- Lesetext -
──────────

Lateinamerika

Honduras und Ecuador stellen diplomatische Beziehungen wieder her

Juan Orlando Hernandez (links) und Rafael Correa in Quito

Juan Orlando Hernandez (links) und Rafael Correa in Quito

Die beiden lateinamerikanischen Staaten Ecuador und Honduras haben nach mehreren Jahren wieder vollständige diplomatische Beziehungen zueinander aufgenommen. Das Einfrieren der Kontakte war eine Reaktion auf den Staatsstreich in Honduras vor viereinhalb Jahren.

Der rechtskonservative honduranische Staatschef Juan Orlando Hernández und Ecuadors linksnationalistischer Präsident Rafael Correa kündigten am Donnerstag auf einer gemeinsamen Pressekonferenz in Quito an, dass beide Staaten Botschafterinnen in das jeweils andere Land entsenden. Auch die beiderseitigen Wirtschafts- und Handelsbeziehungen sollen demnach gefestigt und ausgebaut werden.

──────────

- Datensatz -
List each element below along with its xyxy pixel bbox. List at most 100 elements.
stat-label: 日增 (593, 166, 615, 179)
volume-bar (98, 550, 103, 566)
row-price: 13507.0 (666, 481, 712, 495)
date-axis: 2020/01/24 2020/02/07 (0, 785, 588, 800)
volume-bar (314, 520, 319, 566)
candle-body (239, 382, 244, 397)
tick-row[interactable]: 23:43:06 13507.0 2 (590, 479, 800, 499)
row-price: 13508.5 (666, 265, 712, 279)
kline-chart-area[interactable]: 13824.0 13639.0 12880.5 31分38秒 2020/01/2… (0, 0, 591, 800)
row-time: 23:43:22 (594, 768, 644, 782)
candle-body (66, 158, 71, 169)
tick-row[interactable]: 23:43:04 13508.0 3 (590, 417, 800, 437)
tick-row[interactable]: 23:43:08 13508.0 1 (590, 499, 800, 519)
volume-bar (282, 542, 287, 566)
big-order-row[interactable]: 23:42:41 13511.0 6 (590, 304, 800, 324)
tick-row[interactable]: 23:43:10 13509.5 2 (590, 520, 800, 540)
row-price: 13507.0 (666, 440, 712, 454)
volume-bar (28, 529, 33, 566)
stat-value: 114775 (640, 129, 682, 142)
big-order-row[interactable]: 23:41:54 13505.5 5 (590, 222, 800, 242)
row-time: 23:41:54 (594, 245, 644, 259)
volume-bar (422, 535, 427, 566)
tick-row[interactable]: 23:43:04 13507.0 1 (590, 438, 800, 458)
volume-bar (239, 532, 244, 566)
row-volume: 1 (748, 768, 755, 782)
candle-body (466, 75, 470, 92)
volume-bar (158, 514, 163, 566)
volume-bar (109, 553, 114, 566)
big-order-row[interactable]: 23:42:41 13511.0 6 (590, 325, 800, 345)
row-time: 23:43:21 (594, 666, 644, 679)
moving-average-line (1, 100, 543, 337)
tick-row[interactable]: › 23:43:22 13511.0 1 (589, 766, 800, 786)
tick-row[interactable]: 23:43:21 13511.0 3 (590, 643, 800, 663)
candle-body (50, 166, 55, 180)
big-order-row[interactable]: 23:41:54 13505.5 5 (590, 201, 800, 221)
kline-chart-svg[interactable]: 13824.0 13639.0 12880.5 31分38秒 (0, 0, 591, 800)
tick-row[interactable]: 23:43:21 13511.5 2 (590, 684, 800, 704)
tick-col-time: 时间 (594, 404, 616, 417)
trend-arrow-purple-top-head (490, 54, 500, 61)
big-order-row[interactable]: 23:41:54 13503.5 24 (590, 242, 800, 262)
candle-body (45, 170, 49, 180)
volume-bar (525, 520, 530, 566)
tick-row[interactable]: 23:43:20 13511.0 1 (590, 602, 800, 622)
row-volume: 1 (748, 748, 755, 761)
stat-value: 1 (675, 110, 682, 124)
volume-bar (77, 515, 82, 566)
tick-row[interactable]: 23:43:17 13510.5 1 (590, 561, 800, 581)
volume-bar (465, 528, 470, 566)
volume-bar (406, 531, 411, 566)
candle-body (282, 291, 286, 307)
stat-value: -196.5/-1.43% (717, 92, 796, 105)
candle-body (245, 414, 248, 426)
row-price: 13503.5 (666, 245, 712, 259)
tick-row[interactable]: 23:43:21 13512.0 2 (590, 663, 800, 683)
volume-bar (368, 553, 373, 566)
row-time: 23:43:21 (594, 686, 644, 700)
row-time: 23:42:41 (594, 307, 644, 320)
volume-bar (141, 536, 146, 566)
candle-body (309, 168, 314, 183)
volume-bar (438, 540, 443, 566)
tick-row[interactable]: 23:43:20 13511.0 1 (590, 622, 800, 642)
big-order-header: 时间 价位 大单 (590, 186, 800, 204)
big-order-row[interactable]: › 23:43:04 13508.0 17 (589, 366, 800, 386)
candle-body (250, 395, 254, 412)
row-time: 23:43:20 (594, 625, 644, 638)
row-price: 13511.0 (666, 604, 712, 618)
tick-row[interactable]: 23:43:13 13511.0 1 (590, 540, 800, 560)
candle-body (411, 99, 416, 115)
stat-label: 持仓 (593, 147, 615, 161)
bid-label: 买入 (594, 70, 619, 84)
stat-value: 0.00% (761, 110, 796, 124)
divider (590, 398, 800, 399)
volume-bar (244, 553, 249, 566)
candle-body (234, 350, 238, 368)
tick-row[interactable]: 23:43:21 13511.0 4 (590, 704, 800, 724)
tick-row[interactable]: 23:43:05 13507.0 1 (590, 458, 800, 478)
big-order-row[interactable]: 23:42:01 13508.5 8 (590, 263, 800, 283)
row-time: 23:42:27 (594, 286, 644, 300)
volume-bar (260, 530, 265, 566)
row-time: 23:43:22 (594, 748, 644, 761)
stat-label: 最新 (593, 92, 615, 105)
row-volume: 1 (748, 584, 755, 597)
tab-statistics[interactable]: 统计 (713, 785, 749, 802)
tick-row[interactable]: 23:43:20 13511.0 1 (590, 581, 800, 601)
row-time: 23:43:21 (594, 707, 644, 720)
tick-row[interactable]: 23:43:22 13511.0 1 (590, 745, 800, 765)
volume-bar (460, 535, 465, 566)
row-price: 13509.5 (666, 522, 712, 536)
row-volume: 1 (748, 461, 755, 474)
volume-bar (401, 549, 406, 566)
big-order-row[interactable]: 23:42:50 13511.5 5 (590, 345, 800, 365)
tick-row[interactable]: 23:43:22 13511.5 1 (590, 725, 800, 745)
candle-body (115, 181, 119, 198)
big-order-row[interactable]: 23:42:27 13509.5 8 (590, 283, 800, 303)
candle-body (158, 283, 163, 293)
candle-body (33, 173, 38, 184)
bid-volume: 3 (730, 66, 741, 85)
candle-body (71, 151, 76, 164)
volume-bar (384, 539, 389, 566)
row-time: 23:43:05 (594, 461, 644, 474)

──────────

- Aufgabe -
Wiederholen Sie aus dem Artikel über Honduras und Ecuador wortgetreu den Abschnitt von „Honduras und Ecuador“ bis „und ausgebaut werden.“.

- Lösung -
Honduras und Ecuador stellen diplomatische Beziehungen wieder her

Juan Orlando Hernandez (links) und Rafael Correa in Quito

Juan Orlando Hernandez (links) und Rafael Correa in Quito

Die beiden lateinamerikanischen Staaten Ecuador und Honduras haben nach mehreren Jahren wieder vollständige diplomatische Beziehungen zueinander aufgenommen. Das Einfrieren der Kontakte war eine Reaktion auf den Staatsstreich in Honduras vor viereinhalb Jahren.

Der rechtskonservative honduranische Staatschef Juan Orlando Hernández und Ecuadors linksnationalistischer Präsident Rafael Correa kündigten am Donnerstag auf einer gemeinsamen Pressekonferenz in Quito an, dass beide Staaten Botschafterinnen in das jeweils andere Land entsenden. Auch die beiderseitigen Wirtschafts- und Handelsbeziehungen sollen demnach gefestigt und ausgebaut werden.